Exercise aim: State how many lines of the listing below include the word "laparotomy". Give only the number.
··········
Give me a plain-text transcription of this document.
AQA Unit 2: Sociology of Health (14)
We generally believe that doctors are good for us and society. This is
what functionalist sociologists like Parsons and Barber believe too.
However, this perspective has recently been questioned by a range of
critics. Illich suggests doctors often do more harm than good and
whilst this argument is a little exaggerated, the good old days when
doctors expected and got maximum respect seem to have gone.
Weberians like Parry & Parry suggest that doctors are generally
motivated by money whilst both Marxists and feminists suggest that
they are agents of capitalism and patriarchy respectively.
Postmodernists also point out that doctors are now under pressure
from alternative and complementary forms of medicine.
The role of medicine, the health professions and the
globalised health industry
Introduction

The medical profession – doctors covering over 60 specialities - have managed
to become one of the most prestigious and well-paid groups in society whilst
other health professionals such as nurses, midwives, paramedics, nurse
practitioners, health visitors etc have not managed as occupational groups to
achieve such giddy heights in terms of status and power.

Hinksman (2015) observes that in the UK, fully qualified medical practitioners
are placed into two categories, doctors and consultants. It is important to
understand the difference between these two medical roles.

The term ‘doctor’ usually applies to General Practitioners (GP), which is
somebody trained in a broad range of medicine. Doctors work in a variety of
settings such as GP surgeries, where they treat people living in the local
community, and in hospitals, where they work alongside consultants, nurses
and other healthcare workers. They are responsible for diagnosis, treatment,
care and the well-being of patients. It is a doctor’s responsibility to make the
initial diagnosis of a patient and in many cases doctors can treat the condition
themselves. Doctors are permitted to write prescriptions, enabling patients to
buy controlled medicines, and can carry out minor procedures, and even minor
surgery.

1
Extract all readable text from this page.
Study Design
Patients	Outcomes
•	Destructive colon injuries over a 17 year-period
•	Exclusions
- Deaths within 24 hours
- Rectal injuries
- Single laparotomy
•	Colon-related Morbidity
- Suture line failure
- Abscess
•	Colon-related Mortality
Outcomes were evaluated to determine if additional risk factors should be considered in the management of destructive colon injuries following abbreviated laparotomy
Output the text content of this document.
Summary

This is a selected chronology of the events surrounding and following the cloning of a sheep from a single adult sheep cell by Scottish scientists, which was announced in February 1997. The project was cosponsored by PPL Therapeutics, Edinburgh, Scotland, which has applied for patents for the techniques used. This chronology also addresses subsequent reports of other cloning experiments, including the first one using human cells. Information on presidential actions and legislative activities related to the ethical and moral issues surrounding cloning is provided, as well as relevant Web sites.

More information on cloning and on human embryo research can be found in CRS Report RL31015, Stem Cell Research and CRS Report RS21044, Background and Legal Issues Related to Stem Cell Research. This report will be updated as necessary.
··········
Result for this exercise: 2